◆ GIVEN INSTRUCTION
Your task is to repeat the entries underneath exactly, minus the pictures.

◆ ITEMS
####################

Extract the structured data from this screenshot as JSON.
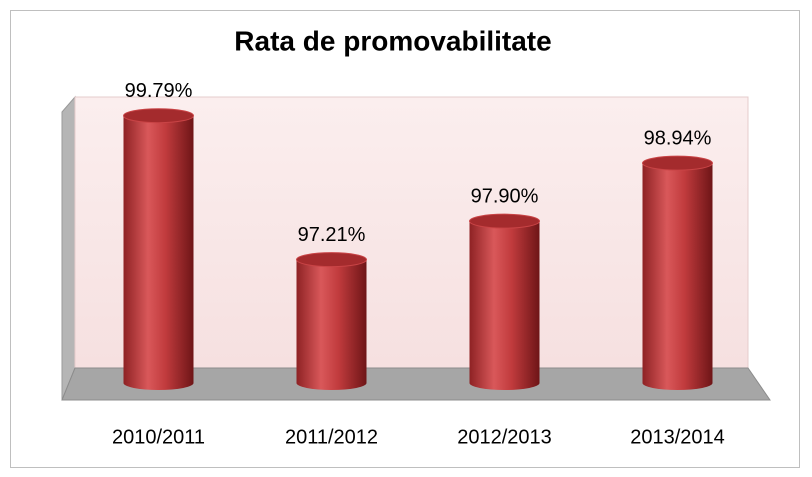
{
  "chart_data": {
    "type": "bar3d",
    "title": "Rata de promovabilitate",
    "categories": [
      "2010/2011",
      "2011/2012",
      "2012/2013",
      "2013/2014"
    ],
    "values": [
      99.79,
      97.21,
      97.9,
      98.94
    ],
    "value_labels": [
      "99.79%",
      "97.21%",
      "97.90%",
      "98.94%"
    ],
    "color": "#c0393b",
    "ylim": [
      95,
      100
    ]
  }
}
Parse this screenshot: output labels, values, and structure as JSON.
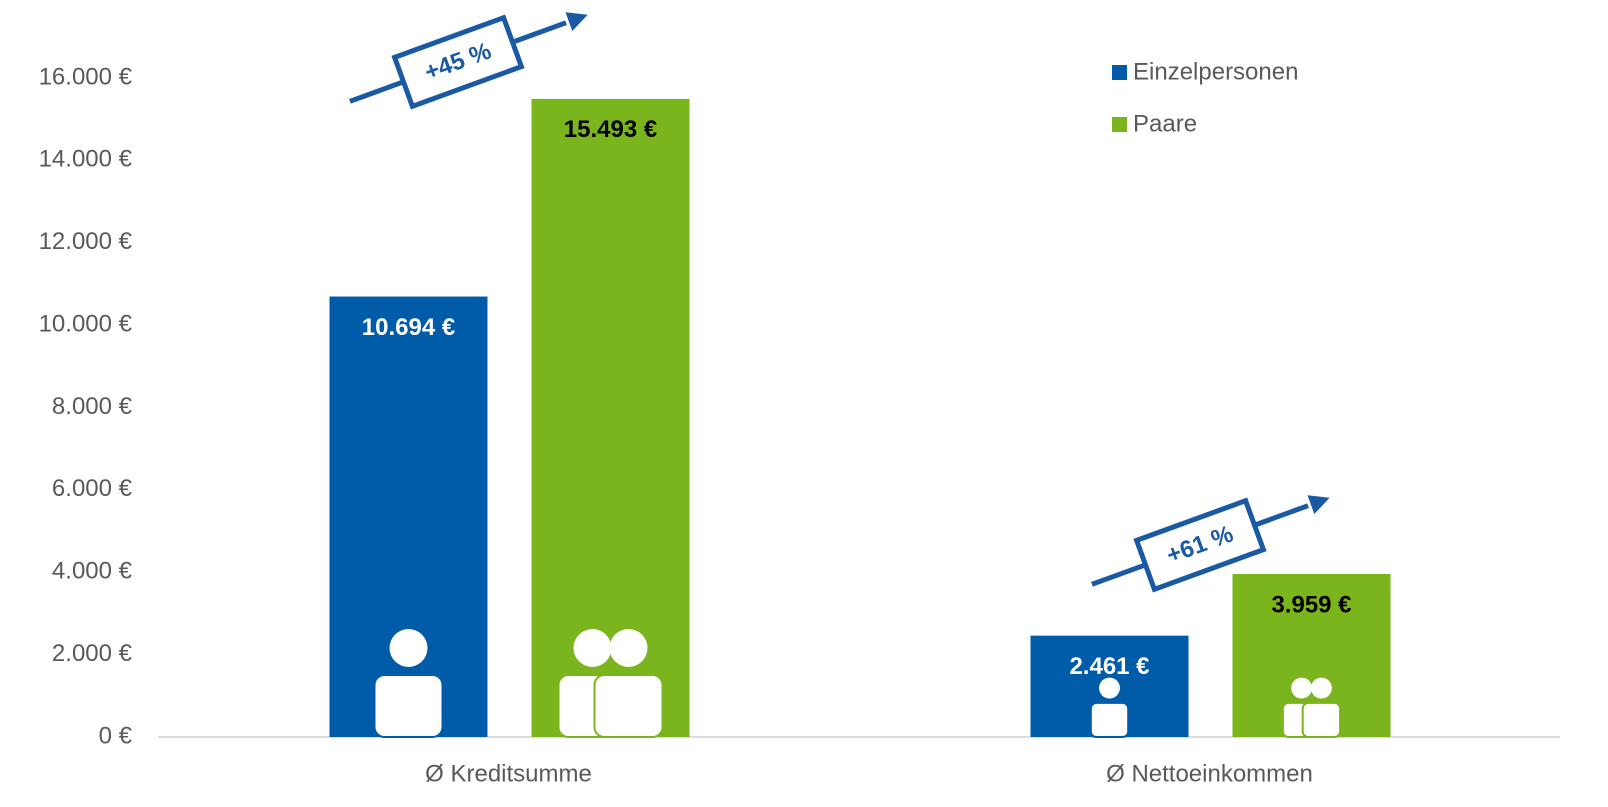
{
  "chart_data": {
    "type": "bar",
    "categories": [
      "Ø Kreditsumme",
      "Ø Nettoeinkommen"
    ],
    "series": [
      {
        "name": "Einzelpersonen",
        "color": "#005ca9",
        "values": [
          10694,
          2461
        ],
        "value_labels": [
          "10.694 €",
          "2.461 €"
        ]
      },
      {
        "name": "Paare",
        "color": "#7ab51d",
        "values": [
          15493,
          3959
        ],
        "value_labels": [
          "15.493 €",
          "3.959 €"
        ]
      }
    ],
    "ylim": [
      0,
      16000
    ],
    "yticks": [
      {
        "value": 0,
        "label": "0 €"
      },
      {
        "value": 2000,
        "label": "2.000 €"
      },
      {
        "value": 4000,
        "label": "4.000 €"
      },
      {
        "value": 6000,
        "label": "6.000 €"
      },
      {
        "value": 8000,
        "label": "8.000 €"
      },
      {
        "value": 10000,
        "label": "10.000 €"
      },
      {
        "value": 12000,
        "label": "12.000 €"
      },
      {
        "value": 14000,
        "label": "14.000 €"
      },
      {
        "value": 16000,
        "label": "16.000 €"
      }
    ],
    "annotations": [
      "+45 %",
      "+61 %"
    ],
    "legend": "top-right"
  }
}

####################

◆ EXERCISE SOLUTION
Extract the structured data from this screenshot as JSON.
{
  "chart_data": {
    "type": "bar3d",
    "title": "Rata de promovabilitate",
    "categories": [
      "2010/2011",
      "2011/2012",
      "2012/2013",
      "2013/2014"
    ],
    "values": [
      99.79,
      97.21,
      97.9,
      98.94
    ],
    "value_labels": [
      "99.79%",
      "97.21%",
      "97.90%",
      "98.94%"
    ],
    "color": "#c0393b",
    "ylim": [
      95,
      100
    ]
  }
}
Parse this screenshot: output labels, values, and structure as JSON.
{
  "chart_data": {
    "type": "bar",
    "categories": [
      "Ø Kreditsumme",
      "Ø Nettoeinkommen"
    ],
    "series": [
      {
        "name": "Einzelpersonen",
        "color": "#005ca9",
        "values": [
          10694,
          2461
        ],
        "value_labels": [
          "10.694 €",
          "2.461 €"
        ]
      },
      {
        "name": "Paare",
        "color": "#7ab51d",
        "values": [
          15493,
          3959
        ],
        "value_labels": [
          "15.493 €",
          "3.959 €"
        ]
      }
    ],
    "ylim": [
      0,
      16000
    ],
    "yticks": [
      {
        "value": 0,
        "label": "0 €"
      },
      {
        "value": 2000,
        "label": "2.000 €"
      },
      {
        "value": 4000,
        "label": "4.000 €"
      },
      {
        "value": 6000,
        "label": "6.000 €"
      },
      {
        "value": 8000,
        "label": "8.000 €"
      },
      {
        "value": 10000,
        "label": "10.000 €"
      },
      {
        "value": 12000,
        "label": "12.000 €"
      },
      {
        "value": 14000,
        "label": "14.000 €"
      },
      {
        "value": 16000,
        "label": "16.000 €"
      }
    ],
    "annotations": [
      "+45 %",
      "+61 %"
    ],
    "legend": "top-right"
  }
}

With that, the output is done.